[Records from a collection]
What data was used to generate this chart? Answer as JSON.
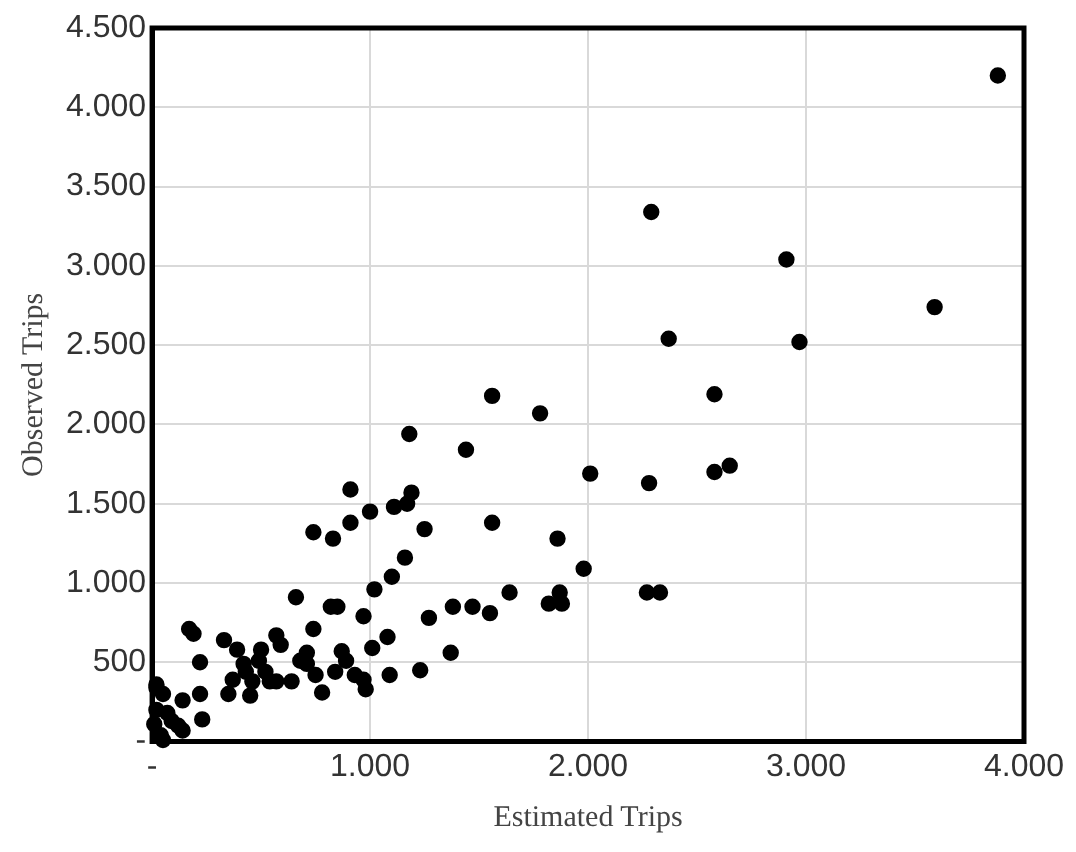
{
  "chart_data": {
    "type": "scatter",
    "xlabel": "Estimated Trips",
    "ylabel": "Observed Trips",
    "marker": "circle",
    "grid": true,
    "xlim": [
      0,
      4000
    ],
    "ylim": [
      0,
      4500
    ],
    "xticks": [
      {
        "value": 0,
        "label": "-"
      },
      {
        "value": 1000,
        "label": "1.000"
      },
      {
        "value": 2000,
        "label": "2.000"
      },
      {
        "value": 3000,
        "label": "3.000"
      },
      {
        "value": 4000,
        "label": "4.000"
      }
    ],
    "yticks": [
      {
        "value": 0,
        "label": "-"
      },
      500,
      {
        "value": 1000,
        "label": "1.000"
      },
      {
        "value": 1500,
        "label": "1.500"
      },
      {
        "value": 2000,
        "label": "2.000"
      },
      {
        "value": 2500,
        "label": "2.500"
      },
      {
        "value": 3000,
        "label": "3.000"
      },
      {
        "value": 3500,
        "label": "3.500"
      },
      {
        "value": 4000,
        "label": "4.000"
      },
      {
        "value": 4500,
        "label": "4.500"
      }
    ],
    "series": [
      {
        "color": "#000000",
        "x": [
          3880,
          2290,
          2910,
          3590,
          2370,
          2970,
          2580,
          2280,
          2580,
          2650,
          2270,
          2330,
          1560,
          1780,
          1180,
          1440,
          2010,
          910,
          1000,
          1110,
          1170,
          1190,
          740,
          830,
          910,
          1250,
          1560,
          1860,
          1980,
          1160,
          1100,
          1020,
          1640,
          1870,
          1820,
          1880,
          1380,
          1470,
          1550,
          1270,
          660,
          820,
          850,
          970,
          740,
          1080,
          1010,
          1370,
          570,
          590,
          710,
          870,
          680,
          710,
          890,
          750,
          840,
          930,
          970,
          980,
          1090,
          1230,
          780,
          640,
          570,
          170,
          190,
          330,
          390,
          220,
          500,
          490,
          520,
          420,
          370,
          430,
          460,
          350,
          450,
          540,
          220,
          140,
          230,
          120,
          140,
          20,
          20,
          50,
          20,
          70,
          10,
          40,
          90,
          50
        ],
        "values": [
          4200,
          3340,
          3040,
          2740,
          2540,
          2520,
          2190,
          1630,
          1700,
          1740,
          940,
          940,
          2180,
          2070,
          1940,
          1840,
          1690,
          1590,
          1450,
          1480,
          1500,
          1570,
          1320,
          1280,
          1380,
          1340,
          1380,
          1280,
          1090,
          1160,
          1040,
          960,
          940,
          940,
          870,
          870,
          850,
          850,
          810,
          780,
          910,
          850,
          850,
          790,
          710,
          660,
          590,
          560,
          670,
          610,
          560,
          570,
          510,
          490,
          510,
          420,
          440,
          420,
          390,
          330,
          420,
          450,
          310,
          380,
          380,
          710,
          680,
          640,
          580,
          500,
          580,
          510,
          440,
          490,
          390,
          440,
          380,
          300,
          290,
          380,
          300,
          260,
          140,
          100,
          70,
          360,
          340,
          300,
          200,
          180,
          110,
          40,
          130,
          10
        ]
      }
    ]
  }
}
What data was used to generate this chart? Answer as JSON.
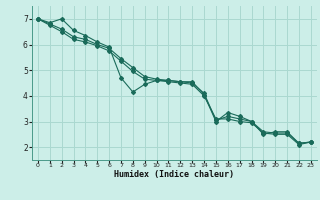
{
  "xlabel": "Humidex (Indice chaleur)",
  "background_color": "#cceee8",
  "grid_color": "#aad8d0",
  "line_color": "#1a6b5a",
  "border_color": "#4a9a8a",
  "xlim": [
    -0.5,
    23.5
  ],
  "ylim": [
    1.5,
    7.5
  ],
  "xticks": [
    0,
    1,
    2,
    3,
    4,
    5,
    6,
    7,
    8,
    9,
    10,
    11,
    12,
    13,
    14,
    15,
    16,
    17,
    18,
    19,
    20,
    21,
    22,
    23
  ],
  "yticks": [
    2,
    3,
    4,
    5,
    6,
    7
  ],
  "series1_x": [
    0,
    1,
    2,
    3,
    4,
    5,
    6,
    7,
    8,
    9,
    10,
    11,
    12,
    13,
    14,
    15,
    16,
    17,
    18,
    19,
    20,
    21,
    22,
    23
  ],
  "series1_y": [
    7.0,
    6.85,
    7.0,
    6.55,
    6.35,
    6.1,
    5.9,
    4.7,
    4.15,
    4.45,
    4.6,
    4.6,
    4.55,
    4.55,
    4.05,
    3.0,
    3.35,
    3.2,
    3.0,
    2.5,
    2.6,
    2.6,
    2.15,
    2.2
  ],
  "series2_x": [
    0,
    1,
    2,
    3,
    4,
    5,
    6,
    7,
    8,
    9,
    10,
    11,
    12,
    13,
    14,
    15,
    16,
    17,
    18,
    19,
    20,
    21,
    22,
    23
  ],
  "series2_y": [
    7.0,
    6.8,
    6.6,
    6.3,
    6.2,
    6.0,
    5.85,
    5.45,
    5.1,
    4.75,
    4.65,
    4.6,
    4.55,
    4.5,
    4.1,
    3.05,
    3.2,
    3.1,
    3.0,
    2.6,
    2.55,
    2.55,
    2.15,
    2.2
  ],
  "series3_x": [
    0,
    1,
    2,
    3,
    4,
    5,
    6,
    7,
    8,
    9,
    10,
    11,
    12,
    13,
    14,
    15,
    16,
    17,
    18,
    19,
    20,
    21,
    22,
    23
  ],
  "series3_y": [
    7.0,
    6.75,
    6.5,
    6.2,
    6.1,
    5.95,
    5.75,
    5.35,
    4.95,
    4.65,
    4.6,
    4.55,
    4.5,
    4.45,
    4.0,
    3.1,
    3.1,
    3.0,
    2.95,
    2.55,
    2.5,
    2.5,
    2.1,
    2.2
  ]
}
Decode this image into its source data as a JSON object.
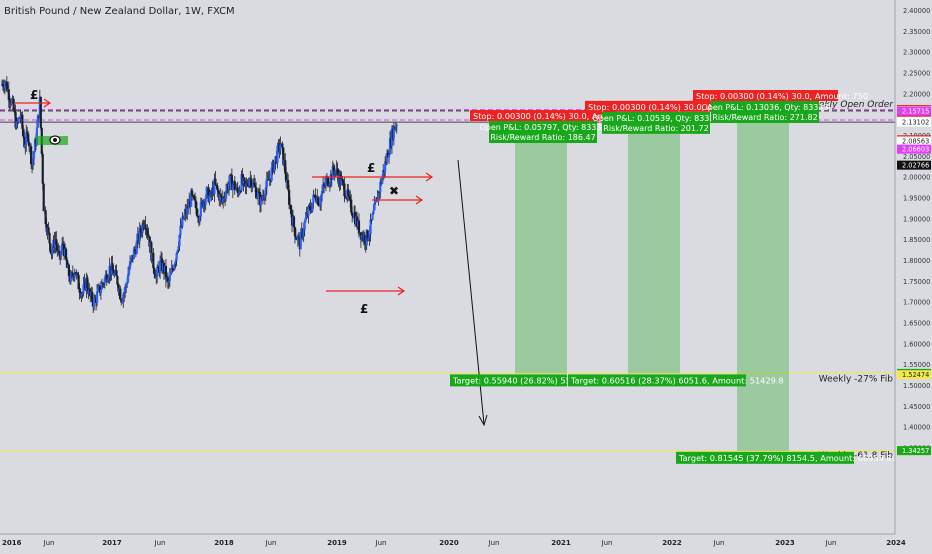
{
  "title": "British Pound / New Zealand Dollar, 1W, FXCM",
  "chart_data": {
    "type": "candlestick",
    "symbol": "British Pound / New Zealand Dollar",
    "interval": "1W",
    "source": "FXCM",
    "ylim": [
      1.29,
      2.42
    ],
    "y_ticks": [
      "2.40000",
      "2.35000",
      "2.30000",
      "2.25000",
      "2.20000",
      "2.15000",
      "2.10000",
      "2.05000",
      "2.00000",
      "1.95000",
      "1.90000",
      "1.85000",
      "1.80000",
      "1.75000",
      "1.70000",
      "1.65000",
      "1.60000",
      "1.55000",
      "1.50000",
      "1.45000",
      "1.40000",
      "1.35000"
    ],
    "x_labels": [
      "2016",
      "Jun",
      "2017",
      "Jun",
      "2018",
      "Jun",
      "2019",
      "Jun",
      "2020",
      "Jun",
      "2021",
      "Jun",
      "2022",
      "Jun",
      "2023",
      "Jun",
      "2024"
    ],
    "price_path": [
      2.22,
      2.23,
      2.2,
      2.17,
      2.12,
      2.15,
      2.08,
      2.1,
      2.03,
      2.09,
      2.18,
      1.93,
      1.87,
      1.82,
      1.85,
      1.8,
      1.84,
      1.78,
      1.75,
      1.78,
      1.74,
      1.72,
      1.75,
      1.71,
      1.7,
      1.72,
      1.74,
      1.76,
      1.78,
      1.77,
      1.75,
      1.71,
      1.73,
      1.78,
      1.81,
      1.84,
      1.87,
      1.9,
      1.86,
      1.8,
      1.76,
      1.79,
      1.78,
      1.74,
      1.77,
      1.81,
      1.86,
      1.9,
      1.92,
      1.95,
      1.93,
      1.91,
      1.94,
      1.96,
      1.95,
      1.98,
      1.96,
      1.94,
      1.97,
      1.99,
      1.98,
      1.96,
      1.99,
      1.97,
      2.0,
      1.98,
      1.96,
      1.94,
      1.97,
      1.99,
      2.02,
      2.05,
      2.08,
      2.03,
      1.96,
      1.9,
      1.86,
      1.84,
      1.88,
      1.91,
      1.93,
      1.96,
      1.94,
      1.97,
      1.99,
      2.0,
      2.02,
      2.0,
      1.98,
      1.96,
      1.93,
      1.91,
      1.88,
      1.86,
      1.85,
      1.87,
      1.91,
      1.95,
      1.99,
      2.03,
      2.07,
      2.11,
      2.131
    ],
    "levels": [
      {
        "price": 2.16102,
        "style": "dashed",
        "color": "#e040fb"
      },
      {
        "price": 2.15802,
        "style": "dashed",
        "color": "#222222",
        "label": "Weekly Open Order"
      },
      {
        "price": 2.13605,
        "style": "dashed",
        "color": "#e040fb"
      },
      {
        "price": 2.13102,
        "style": "solid",
        "color": "#444444"
      },
      {
        "price": 1.52789,
        "style": "solid",
        "color": "#f2ea4a",
        "label": "Weekly -27% Fib"
      },
      {
        "price": 1.34208,
        "style": "solid",
        "color": "#f2ea4a",
        "label": "Weekly -61.8 Fib"
      }
    ],
    "price_labels": [
      {
        "text": "2.16102",
        "price": 2.16102,
        "bg": "#ee2222",
        "fg": "#ffffff"
      },
      {
        "text": "2.15802",
        "price": 2.15802,
        "bg": "#ffffff",
        "fg": "#222222"
      },
      {
        "text": "2.15715",
        "price": 2.15715,
        "bg": "#e040fb",
        "fg": "#ffffff"
      },
      {
        "text": "2.13605",
        "price": 2.13605,
        "bg": "#ee2222",
        "fg": "#ffffff"
      },
      {
        "text": "2.13305",
        "price": 2.13305,
        "bg": "#ffffff",
        "fg": "#222222"
      },
      {
        "text": "2.13102",
        "price": 2.13102,
        "bg": "#ffffff",
        "fg": "#222222"
      },
      {
        "text": "2.08863",
        "price": 2.08863,
        "bg": "#ee2222",
        "fg": "#ffffff"
      },
      {
        "text": "2.08563",
        "price": 2.08563,
        "bg": "#ffffff",
        "fg": "#222222"
      },
      {
        "text": "2.06603",
        "price": 2.06603,
        "bg": "#e040fb",
        "fg": "#ffffff"
      },
      {
        "text": "2.02766",
        "price": 2.02766,
        "bg": "#111111",
        "fg": "#ffffff"
      },
      {
        "text": "1.52789",
        "price": 1.52789,
        "bg": "#19a81c",
        "fg": "#ffffff"
      },
      {
        "text": "1.52623",
        "price": 1.52623,
        "bg": "#19a81c",
        "fg": "#ffffff"
      },
      {
        "text": "1.52474",
        "price": 1.52474,
        "bg": "#f2ea4a",
        "fg": "#222222"
      },
      {
        "text": "1.34208",
        "price": 1.34208,
        "bg": "#f2ea4a",
        "fg": "#222222"
      },
      {
        "text": "1.34257",
        "price": 1.34257,
        "bg": "#19a81c",
        "fg": "#ffffff"
      }
    ],
    "positions": [
      {
        "stop": "Stop: 0.00300 (0.14%) 30.0, Amount: 7",
        "open": "Open P&L: 0.05797, Qty: 83333",
        "rr": "Risk/Reward Ratio: 186.47",
        "target": "Target: 0.55940 (26.82%) 5594.0,"
      },
      {
        "stop": "Stop: 0.00300 (0.14%) 30.0, Amount: 7",
        "open": "Open P&L: 0.10539, Qty: 83333",
        "rr": "Risk/Reward Ratio: 201.72",
        "target": "Target: 0.60516 (28.37%) 6051.6, Amount: 51429.8"
      },
      {
        "stop": "Stop: 0.00300 (0.14%) 30.0, Amount: 750",
        "open": "Open P&L: 0.13036, Qty: 83333",
        "rr": "Risk/Reward Ratio: 271.82",
        "target": "Target: 0.81545 (37.79%) 8154.5, Amount: 68953.89"
      }
    ],
    "annotations": [
      "£",
      "£",
      "£",
      "✖"
    ],
    "colors": {
      "background": "#d9dbe1",
      "candle": "#2962ff",
      "stop": "#ee2222",
      "target": "#19a81c",
      "fib": "#f2ea4a",
      "magenta": "#e040fb",
      "arrow": "#ee2222"
    }
  }
}
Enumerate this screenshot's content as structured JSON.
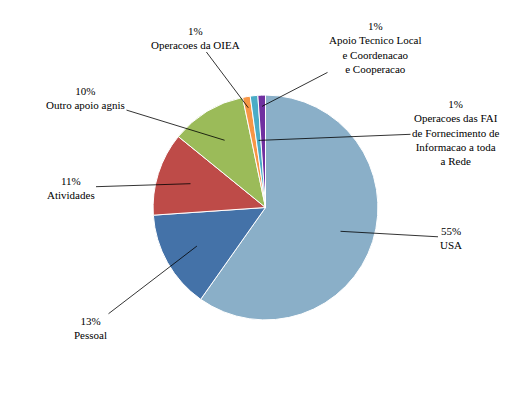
{
  "chart_data": {
    "type": "pie",
    "categories": [
      "55%\nUSA",
      "13%\nPessoal",
      "11%\nAtividades",
      "10%\nOutro apoio agnis",
      "1%\nOperacoes da OIEA",
      "1%\nOperacoes das FAI\nde Fornecimento de\nInformacao a toda\na Rede",
      "1%\nApoio Tecnico Local\ne Coordenacao\ne Cooperacao"
    ],
    "values": [
      55,
      13,
      11,
      10,
      1,
      1,
      1
    ],
    "colors": [
      "#8aafc8",
      "#4472a8",
      "#be4b48",
      "#9bbb59",
      "#f79646",
      "#4bacc6",
      "#7030a0"
    ]
  }
}
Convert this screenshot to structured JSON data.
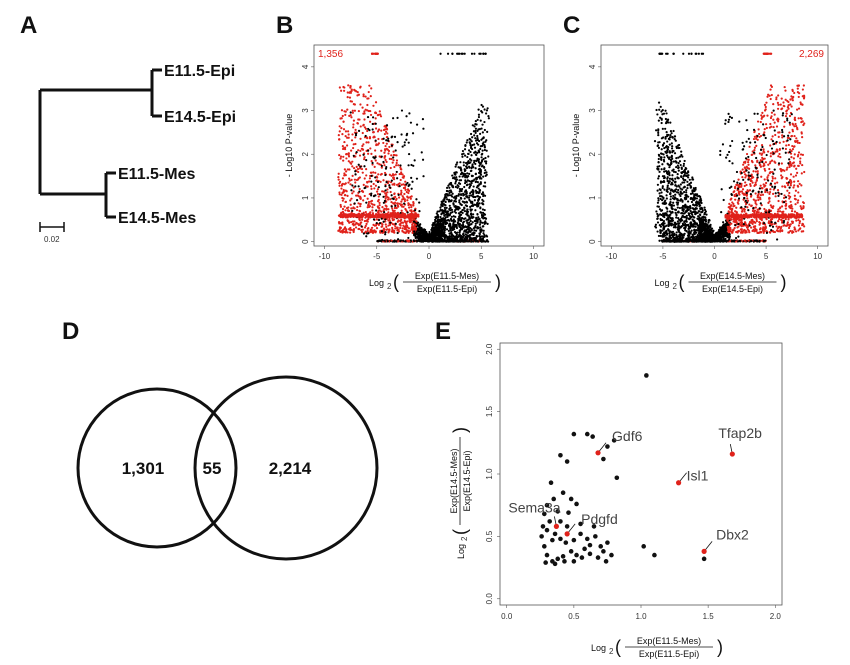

▸ **WHAT IS ASKED**: Search the preceding listing for the word "nOperacoes" and pull out every line that holds it.

▸ **OUTPUT OF THE TASK**:
      "1%\nOperacoes da OIEA",
      "1%\nOperacoes das FAI\nde Fornecimento de\nInformacao a toda\na Rede",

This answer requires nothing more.